Give only a count of the lines that include the string "изъят".
═══ Rows ═══
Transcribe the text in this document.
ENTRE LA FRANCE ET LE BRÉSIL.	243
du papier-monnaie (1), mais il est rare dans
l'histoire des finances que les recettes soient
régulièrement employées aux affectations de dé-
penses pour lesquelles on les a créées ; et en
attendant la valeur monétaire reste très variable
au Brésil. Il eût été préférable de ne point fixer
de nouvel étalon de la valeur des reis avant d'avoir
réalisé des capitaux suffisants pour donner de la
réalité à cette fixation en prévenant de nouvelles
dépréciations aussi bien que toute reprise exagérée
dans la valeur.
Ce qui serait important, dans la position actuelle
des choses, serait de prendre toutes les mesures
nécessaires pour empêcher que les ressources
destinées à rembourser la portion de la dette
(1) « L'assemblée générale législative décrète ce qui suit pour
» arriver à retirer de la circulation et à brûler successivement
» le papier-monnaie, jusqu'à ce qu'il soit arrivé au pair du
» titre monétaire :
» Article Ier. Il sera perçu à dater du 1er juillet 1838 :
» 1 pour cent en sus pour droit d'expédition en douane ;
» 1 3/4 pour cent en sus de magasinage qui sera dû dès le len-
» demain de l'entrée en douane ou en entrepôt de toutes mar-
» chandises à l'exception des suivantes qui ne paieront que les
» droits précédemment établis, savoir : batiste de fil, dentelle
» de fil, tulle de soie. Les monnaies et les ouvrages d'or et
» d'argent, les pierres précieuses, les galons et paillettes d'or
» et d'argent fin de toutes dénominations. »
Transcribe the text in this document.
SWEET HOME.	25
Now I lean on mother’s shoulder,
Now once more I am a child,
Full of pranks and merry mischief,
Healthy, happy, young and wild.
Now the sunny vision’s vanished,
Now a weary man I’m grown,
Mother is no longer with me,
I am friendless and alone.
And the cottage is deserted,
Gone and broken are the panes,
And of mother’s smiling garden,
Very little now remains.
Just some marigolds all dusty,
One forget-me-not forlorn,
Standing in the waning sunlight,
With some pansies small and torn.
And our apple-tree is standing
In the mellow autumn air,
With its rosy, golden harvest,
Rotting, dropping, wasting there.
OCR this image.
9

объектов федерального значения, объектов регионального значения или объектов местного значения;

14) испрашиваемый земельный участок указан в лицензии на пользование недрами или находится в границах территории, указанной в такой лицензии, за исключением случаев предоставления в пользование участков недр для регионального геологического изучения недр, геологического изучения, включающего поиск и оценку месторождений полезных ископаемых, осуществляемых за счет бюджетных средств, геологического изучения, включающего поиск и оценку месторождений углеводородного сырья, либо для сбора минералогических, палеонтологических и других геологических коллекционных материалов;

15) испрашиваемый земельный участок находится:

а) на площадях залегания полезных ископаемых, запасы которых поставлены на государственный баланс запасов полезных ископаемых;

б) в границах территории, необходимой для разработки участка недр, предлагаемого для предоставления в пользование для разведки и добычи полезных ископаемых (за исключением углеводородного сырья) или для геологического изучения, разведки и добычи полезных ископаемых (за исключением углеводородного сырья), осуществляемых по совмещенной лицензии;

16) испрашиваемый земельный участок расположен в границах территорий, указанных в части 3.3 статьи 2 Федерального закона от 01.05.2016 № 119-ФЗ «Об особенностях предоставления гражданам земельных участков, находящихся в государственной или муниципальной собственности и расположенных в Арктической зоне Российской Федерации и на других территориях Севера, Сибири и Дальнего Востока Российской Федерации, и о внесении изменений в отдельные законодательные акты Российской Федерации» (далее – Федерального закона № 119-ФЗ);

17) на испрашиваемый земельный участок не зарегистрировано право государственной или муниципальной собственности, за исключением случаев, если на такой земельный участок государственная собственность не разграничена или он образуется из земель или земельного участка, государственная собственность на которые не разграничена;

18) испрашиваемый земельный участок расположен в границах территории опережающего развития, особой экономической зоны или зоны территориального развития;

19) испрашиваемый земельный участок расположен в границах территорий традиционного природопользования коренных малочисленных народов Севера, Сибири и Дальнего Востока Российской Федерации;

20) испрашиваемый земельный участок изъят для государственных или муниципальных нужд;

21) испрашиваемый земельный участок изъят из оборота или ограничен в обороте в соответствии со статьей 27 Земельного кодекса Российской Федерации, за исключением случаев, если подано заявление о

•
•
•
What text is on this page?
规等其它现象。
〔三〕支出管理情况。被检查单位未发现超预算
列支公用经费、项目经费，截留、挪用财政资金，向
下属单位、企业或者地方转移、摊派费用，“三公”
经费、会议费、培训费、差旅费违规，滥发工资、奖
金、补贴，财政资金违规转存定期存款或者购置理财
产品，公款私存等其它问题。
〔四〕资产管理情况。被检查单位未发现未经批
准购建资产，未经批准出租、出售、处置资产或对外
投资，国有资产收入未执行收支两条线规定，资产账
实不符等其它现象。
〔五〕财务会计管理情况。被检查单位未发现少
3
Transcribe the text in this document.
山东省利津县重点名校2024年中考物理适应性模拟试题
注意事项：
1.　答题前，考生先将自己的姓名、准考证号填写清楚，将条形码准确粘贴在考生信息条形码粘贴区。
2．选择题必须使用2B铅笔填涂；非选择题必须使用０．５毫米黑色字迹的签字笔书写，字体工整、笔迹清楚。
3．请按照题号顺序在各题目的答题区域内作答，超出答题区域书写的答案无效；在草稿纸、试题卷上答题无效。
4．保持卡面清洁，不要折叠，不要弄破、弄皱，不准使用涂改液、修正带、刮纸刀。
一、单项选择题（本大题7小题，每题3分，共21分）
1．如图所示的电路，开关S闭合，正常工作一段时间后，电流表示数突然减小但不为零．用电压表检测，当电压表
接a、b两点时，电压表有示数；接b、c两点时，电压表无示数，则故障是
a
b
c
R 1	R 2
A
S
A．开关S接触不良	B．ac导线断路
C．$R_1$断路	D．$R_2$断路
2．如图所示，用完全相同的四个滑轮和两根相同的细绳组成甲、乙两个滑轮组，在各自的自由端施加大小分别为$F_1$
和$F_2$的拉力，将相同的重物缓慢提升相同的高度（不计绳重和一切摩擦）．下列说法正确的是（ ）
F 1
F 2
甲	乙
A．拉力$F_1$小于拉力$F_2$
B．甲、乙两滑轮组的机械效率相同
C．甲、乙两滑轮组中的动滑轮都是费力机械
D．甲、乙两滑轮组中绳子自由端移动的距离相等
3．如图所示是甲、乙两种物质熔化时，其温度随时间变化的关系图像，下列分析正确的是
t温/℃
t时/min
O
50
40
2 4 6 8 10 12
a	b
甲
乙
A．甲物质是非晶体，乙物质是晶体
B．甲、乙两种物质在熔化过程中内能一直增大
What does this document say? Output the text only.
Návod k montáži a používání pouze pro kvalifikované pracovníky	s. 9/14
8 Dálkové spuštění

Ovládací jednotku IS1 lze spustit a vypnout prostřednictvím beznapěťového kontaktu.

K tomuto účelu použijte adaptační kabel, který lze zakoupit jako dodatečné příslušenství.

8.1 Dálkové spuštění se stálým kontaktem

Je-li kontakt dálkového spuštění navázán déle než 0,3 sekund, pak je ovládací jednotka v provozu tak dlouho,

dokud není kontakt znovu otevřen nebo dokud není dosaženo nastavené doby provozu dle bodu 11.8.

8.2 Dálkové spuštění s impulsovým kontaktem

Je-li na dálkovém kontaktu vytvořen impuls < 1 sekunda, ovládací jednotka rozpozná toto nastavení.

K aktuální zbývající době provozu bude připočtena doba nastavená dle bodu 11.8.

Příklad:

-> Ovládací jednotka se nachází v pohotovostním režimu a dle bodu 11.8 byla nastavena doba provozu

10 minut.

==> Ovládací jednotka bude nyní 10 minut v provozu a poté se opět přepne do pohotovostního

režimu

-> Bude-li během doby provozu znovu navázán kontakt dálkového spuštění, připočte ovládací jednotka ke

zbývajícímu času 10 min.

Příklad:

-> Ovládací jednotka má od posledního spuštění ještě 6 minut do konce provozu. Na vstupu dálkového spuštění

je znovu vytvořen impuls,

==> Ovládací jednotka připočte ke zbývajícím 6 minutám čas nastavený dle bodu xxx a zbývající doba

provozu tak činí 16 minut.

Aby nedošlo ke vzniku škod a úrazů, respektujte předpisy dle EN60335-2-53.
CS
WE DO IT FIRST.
═══
= Written solution =
2